-- begin --

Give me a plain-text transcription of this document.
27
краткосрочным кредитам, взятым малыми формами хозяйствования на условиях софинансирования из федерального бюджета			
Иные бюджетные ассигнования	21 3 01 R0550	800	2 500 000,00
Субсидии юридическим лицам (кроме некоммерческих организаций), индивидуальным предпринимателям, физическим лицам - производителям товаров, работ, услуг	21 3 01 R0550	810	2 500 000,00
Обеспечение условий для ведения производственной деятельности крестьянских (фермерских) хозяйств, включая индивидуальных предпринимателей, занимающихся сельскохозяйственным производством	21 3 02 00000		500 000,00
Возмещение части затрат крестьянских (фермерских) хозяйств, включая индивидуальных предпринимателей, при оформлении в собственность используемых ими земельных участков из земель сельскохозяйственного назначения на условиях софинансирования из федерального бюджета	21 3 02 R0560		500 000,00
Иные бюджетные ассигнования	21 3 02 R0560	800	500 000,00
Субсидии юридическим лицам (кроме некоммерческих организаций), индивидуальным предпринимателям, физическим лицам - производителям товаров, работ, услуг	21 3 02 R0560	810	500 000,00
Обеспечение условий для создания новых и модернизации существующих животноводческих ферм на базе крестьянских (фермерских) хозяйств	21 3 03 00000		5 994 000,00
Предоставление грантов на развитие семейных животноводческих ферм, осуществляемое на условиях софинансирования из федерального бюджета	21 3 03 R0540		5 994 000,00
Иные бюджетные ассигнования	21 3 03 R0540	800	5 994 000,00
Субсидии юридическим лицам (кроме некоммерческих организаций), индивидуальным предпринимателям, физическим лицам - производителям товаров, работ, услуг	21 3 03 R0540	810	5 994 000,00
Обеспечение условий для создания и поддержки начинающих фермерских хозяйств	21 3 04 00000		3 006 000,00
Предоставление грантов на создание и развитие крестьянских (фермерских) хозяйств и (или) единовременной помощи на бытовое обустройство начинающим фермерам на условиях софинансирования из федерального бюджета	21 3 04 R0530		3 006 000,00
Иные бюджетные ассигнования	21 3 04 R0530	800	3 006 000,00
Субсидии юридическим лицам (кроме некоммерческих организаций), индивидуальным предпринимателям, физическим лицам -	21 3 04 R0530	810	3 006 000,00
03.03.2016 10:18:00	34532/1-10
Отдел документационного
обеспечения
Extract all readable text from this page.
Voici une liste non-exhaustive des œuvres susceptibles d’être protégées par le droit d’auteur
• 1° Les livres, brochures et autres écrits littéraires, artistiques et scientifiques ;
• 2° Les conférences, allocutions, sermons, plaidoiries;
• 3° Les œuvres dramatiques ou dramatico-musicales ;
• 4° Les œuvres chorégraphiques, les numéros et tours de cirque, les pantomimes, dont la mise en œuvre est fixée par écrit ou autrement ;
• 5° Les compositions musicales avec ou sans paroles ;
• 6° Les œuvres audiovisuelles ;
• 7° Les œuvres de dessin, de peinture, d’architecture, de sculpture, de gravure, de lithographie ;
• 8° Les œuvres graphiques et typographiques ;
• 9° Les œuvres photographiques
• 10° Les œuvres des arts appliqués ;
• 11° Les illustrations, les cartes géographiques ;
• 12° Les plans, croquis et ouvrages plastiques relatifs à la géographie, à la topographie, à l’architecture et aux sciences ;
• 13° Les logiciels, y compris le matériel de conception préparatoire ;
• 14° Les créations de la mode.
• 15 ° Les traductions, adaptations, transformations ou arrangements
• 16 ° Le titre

-- end --

Stated task >>
Go through the records above and set each one down exactly, please.

Finished answer >>
Give me a plain-text transcription of this document.
27
краткосрочным кредитам, взятым малыми формами хозяйствования на условиях софинансирования из федерального бюджета			
Иные бюджетные ассигнования	21 3 01 R0550	800	2 500 000,00
Субсидии юридическим лицам (кроме некоммерческих организаций), индивидуальным предпринимателям, физическим лицам - производителям товаров, работ, услуг	21 3 01 R0550	810	2 500 000,00
Обеспечение условий для ведения производственной деятельности крестьянских (фермерских) хозяйств, включая индивидуальных предпринимателей, занимающихся сельскохозяйственным производством	21 3 02 00000		500 000,00
Возмещение части затрат крестьянских (фермерских) хозяйств, включая индивидуальных предпринимателей, при оформлении в собственность используемых ими земельных участков из земель сельскохозяйственного назначения на условиях софинансирования из федерального бюджета	21 3 02 R0560		500 000,00
Иные бюджетные ассигнования	21 3 02 R0560	800	500 000,00
Субсидии юридическим лицам (кроме некоммерческих организаций), индивидуальным предпринимателям, физическим лицам - производителям товаров, работ, услуг	21 3 02 R0560	810	500 000,00
Обеспечение условий для создания новых и модернизации существующих животноводческих ферм на базе крестьянских (фермерских) хозяйств	21 3 03 00000		5 994 000,00
Предоставление грантов на развитие семейных животноводческих ферм, осуществляемое на условиях софинансирования из федерального бюджета	21 3 03 R0540		5 994 000,00
Иные бюджетные ассигнования	21 3 03 R0540	800	5 994 000,00
Субсидии юридическим лицам (кроме некоммерческих организаций), индивидуальным предпринимателям, физическим лицам - производителям товаров, работ, услуг	21 3 03 R0540	810	5 994 000,00
Обеспечение условий для создания и поддержки начинающих фермерских хозяйств	21 3 04 00000		3 006 000,00
Предоставление грантов на создание и развитие крестьянских (фермерских) хозяйств и (или) единовременной помощи на бытовое обустройство начинающим фермерам на условиях софинансирования из федерального бюджета	21 3 04 R0530		3 006 000,00
Иные бюджетные ассигнования	21 3 04 R0530	800	3 006 000,00
Субсидии юридическим лицам (кроме некоммерческих организаций), индивидуальным предпринимателям, физическим лицам -	21 3 04 R0530	810	3 006 000,00
03.03.2016 10:18:00	34532/1-10
Отдел документационного
обеспечения
Extract all readable text from this page.
Voici une liste non-exhaustive des œuvres susceptibles d’être protégées par le droit d’auteur
• 1° Les livres, brochures et autres écrits littéraires, artistiques et scientifiques ;
• 2° Les conférences, allocutions, sermons, plaidoiries;
• 3° Les œuvres dramatiques ou dramatico-musicales ;
• 4° Les œuvres chorégraphiques, les numéros et tours de cirque, les pantomimes, dont la mise en œuvre est fixée par écrit ou autrement ;
• 5° Les compositions musicales avec ou sans paroles ;
• 6° Les œuvres audiovisuelles ;
• 7° Les œuvres de dessin, de peinture, d’architecture, de sculpture, de gravure, de lithographie ;
• 8° Les œuvres graphiques et typographiques ;
• 9° Les œuvres photographiques
• 10° Les œuvres des arts appliqués ;
• 11° Les illustrations, les cartes géographiques ;
• 12° Les plans, croquis et ouvrages plastiques relatifs à la géographie, à la topographie, à l’architecture et aux sciences ;
• 13° Les logiciels, y compris le matériel de conception préparatoire ;
• 14° Les créations de la mode.
• 15 ° Les traductions, adaptations, transformations ou arrangements
• 16 ° Le titre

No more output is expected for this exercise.